Information supplied =>
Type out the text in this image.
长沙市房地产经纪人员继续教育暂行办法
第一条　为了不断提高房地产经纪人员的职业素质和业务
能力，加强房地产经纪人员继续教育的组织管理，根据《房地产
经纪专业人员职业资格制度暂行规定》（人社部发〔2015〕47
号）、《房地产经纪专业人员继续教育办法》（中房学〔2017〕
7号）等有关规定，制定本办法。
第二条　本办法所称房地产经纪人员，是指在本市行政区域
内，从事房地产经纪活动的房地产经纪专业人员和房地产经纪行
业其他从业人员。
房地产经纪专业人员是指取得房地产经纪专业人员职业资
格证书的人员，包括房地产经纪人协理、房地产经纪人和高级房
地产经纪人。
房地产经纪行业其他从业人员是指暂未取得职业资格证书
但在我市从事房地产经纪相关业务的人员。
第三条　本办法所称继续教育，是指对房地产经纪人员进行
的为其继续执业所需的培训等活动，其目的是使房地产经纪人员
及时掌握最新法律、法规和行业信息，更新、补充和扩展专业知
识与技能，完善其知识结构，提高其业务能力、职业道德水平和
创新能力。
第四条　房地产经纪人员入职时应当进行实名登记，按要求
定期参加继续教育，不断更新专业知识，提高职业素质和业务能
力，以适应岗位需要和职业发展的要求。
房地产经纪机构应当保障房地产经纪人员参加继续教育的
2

The exercise => Each line of the listing above should be output exactly.

Exercise response =>
Type out the text in this image.
长沙市房地产经纪人员继续教育暂行办法
第一条　为了不断提高房地产经纪人员的职业素质和业务
能力，加强房地产经纪人员继续教育的组织管理，根据《房地产
经纪专业人员职业资格制度暂行规定》（人社部发〔2015〕47
号）、《房地产经纪专业人员继续教育办法》（中房学〔2017〕
7号）等有关规定，制定本办法。
第二条　本办法所称房地产经纪人员，是指在本市行政区域
内，从事房地产经纪活动的房地产经纪专业人员和房地产经纪行
业其他从业人员。
房地产经纪专业人员是指取得房地产经纪专业人员职业资
格证书的人员，包括房地产经纪人协理、房地产经纪人和高级房
地产经纪人。
房地产经纪行业其他从业人员是指暂未取得职业资格证书
但在我市从事房地产经纪相关业务的人员。
第三条　本办法所称继续教育，是指对房地产经纪人员进行
的为其继续执业所需的培训等活动，其目的是使房地产经纪人员
及时掌握最新法律、法规和行业信息，更新、补充和扩展专业知
识与技能，完善其知识结构，提高其业务能力、职业道德水平和
创新能力。
第四条　房地产经纪人员入职时应当进行实名登记，按要求
定期参加继续教育，不断更新专业知识，提高职业素质和业务能
力，以适应岗位需要和职业发展的要求。
房地产经纪机构应当保障房地产经纪人员参加继续教育的
2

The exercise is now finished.